▸ **EXERCISE BRIEF**
Would you transcribe all of the data exactly, down to the last character?

▸ **DATA IN THIS EXERCISE**
---+---

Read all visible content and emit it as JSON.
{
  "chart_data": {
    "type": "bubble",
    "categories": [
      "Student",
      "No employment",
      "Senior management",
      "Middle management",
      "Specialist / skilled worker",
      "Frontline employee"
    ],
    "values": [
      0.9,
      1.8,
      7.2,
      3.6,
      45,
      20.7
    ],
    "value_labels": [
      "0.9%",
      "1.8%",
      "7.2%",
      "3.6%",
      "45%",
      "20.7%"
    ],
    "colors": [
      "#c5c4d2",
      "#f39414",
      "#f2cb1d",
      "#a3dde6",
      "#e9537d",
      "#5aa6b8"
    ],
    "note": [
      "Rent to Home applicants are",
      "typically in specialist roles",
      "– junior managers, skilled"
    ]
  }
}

---+---

▸ **ANSWER BELOW**
Read all visible content and emit it as JSON.
{
  "chart_data": {
    "type": "bubble",
    "categories": [
      "Student",
      "No employment",
      "Senior management",
      "Middle management",
      "Specialist / skilled worker",
      "Frontline employee"
    ],
    "values": [
      0.9,
      1.8,
      7.2,
      3.6,
      45,
      20.7
    ],
    "value_labels": [
      "0.9%",
      "1.8%",
      "7.2%",
      "3.6%",
      "45%",
      "20.7%"
    ],
    "colors": [
      "#c5c4d2",
      "#f39414",
      "#f2cb1d",
      "#a3dde6",
      "#e9537d",
      "#5aa6b8"
    ],
    "note": [
      "Rent to Home applicants are",
      "typically in specialist roles",
      "– junior managers, skilled"
    ]
  }
}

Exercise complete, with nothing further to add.